In the mine rescue report below, shorten the paragraph that begins "Rescue teams will not stop searching" while keeping its main facts.

-- Excerpted text --
<<<<

Eleven survivors were finally brought to the surface on Sunday in a major breakthrough for a rescue operation that has captivated the nation.

“From Sunday afternoon to this afternoon, rescue workers have not stopped searching, and found a further nine trapped miners who unfortunately all died,” the mayor of Yantai city, Chen Fei, said at a briefing Monday.

“Along with one miner who died on Thursday, the bodies of the nine deceased miners were all lifted out of the mine.”

Rescue teams will not stop searching until the last remaining miner is found, Chen said, adding that high underground water levels in a section of the mine had complicated rescue operations.

The initial explosion occurred in the mine’s ventilator shaft, causing a blockage that damaged the cable car.

Chen said that all nine miners had been killed by the impact of a secondary explosion in the mine on Jan 10 as they were trying to escape, judging from their positions.

Rescue operations sped up dramatically on Sunday as a blockage in the ventilator shaft was cleared.

Contact was first established a week ago with a group of 11 miners trapped in a section of the mine around 580m (1,900 feet) below the surface.

One of them was seriously injured in the initial explosion and died after falling into a coma.

Another miner was found alive by rescuers as they attempted to reach the group.

Mining accidents are common in China’s dangerous and poorly regulated sector.

>>>>

-- Data lines --
<<<<

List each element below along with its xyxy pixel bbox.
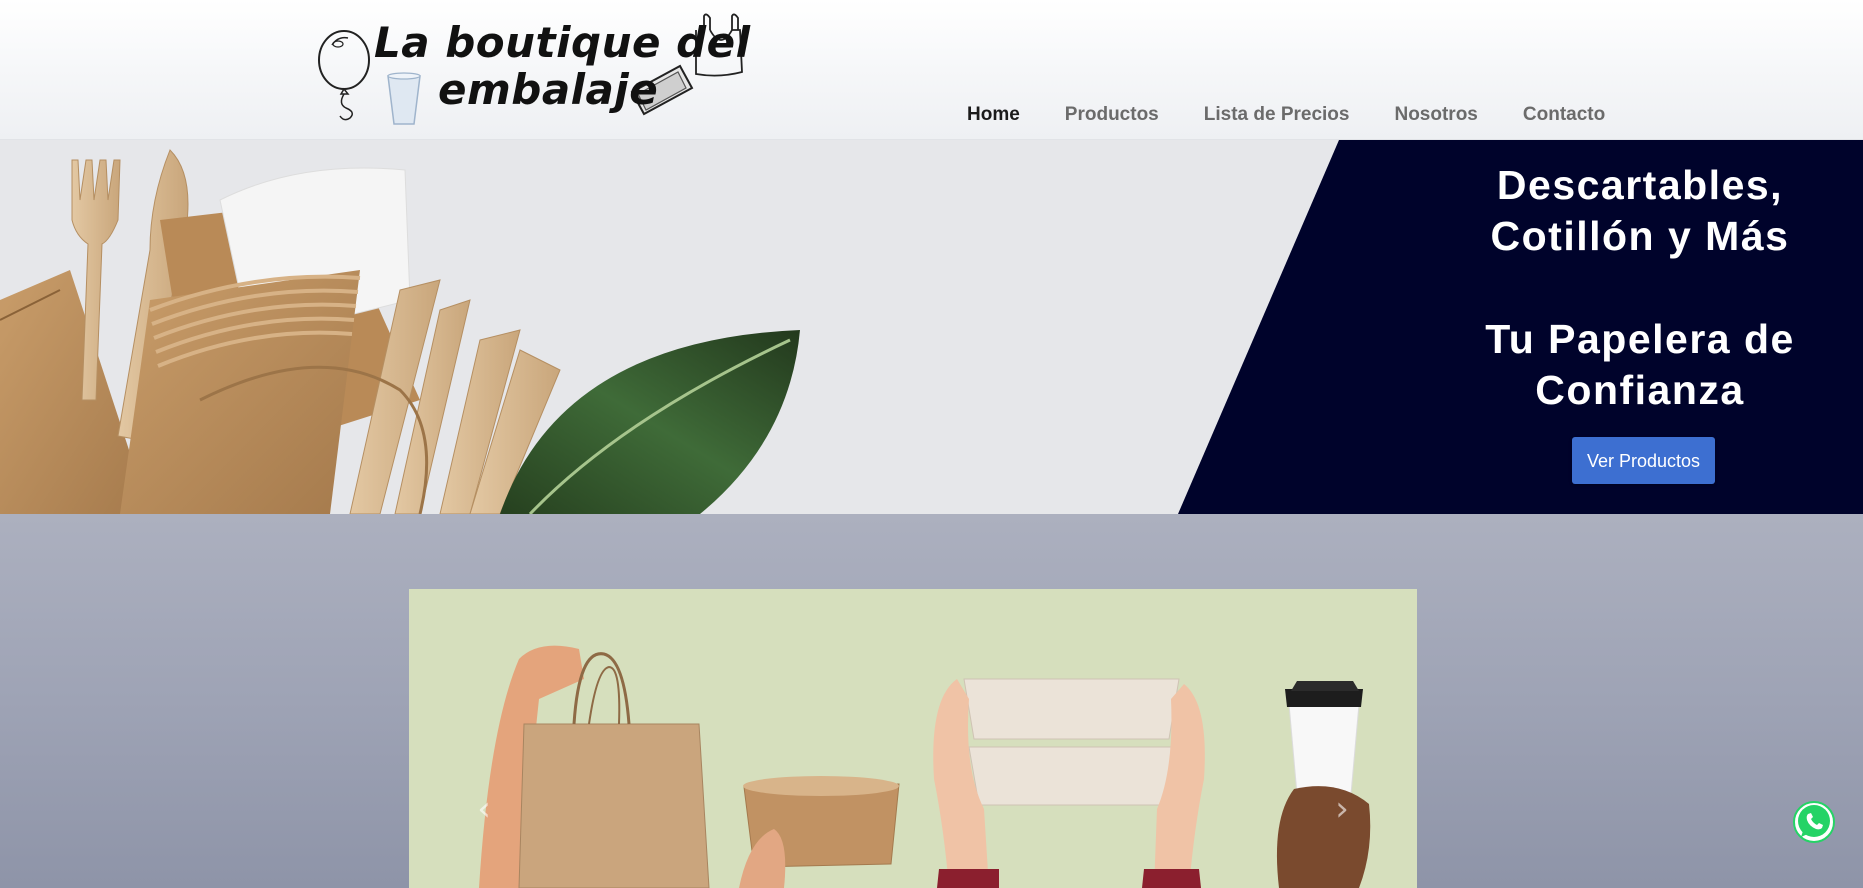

>>>>

-- Response --
Chen said rescuers will keep searching until the last missing miner is found, though high underground water in part of the mine has made the work harder.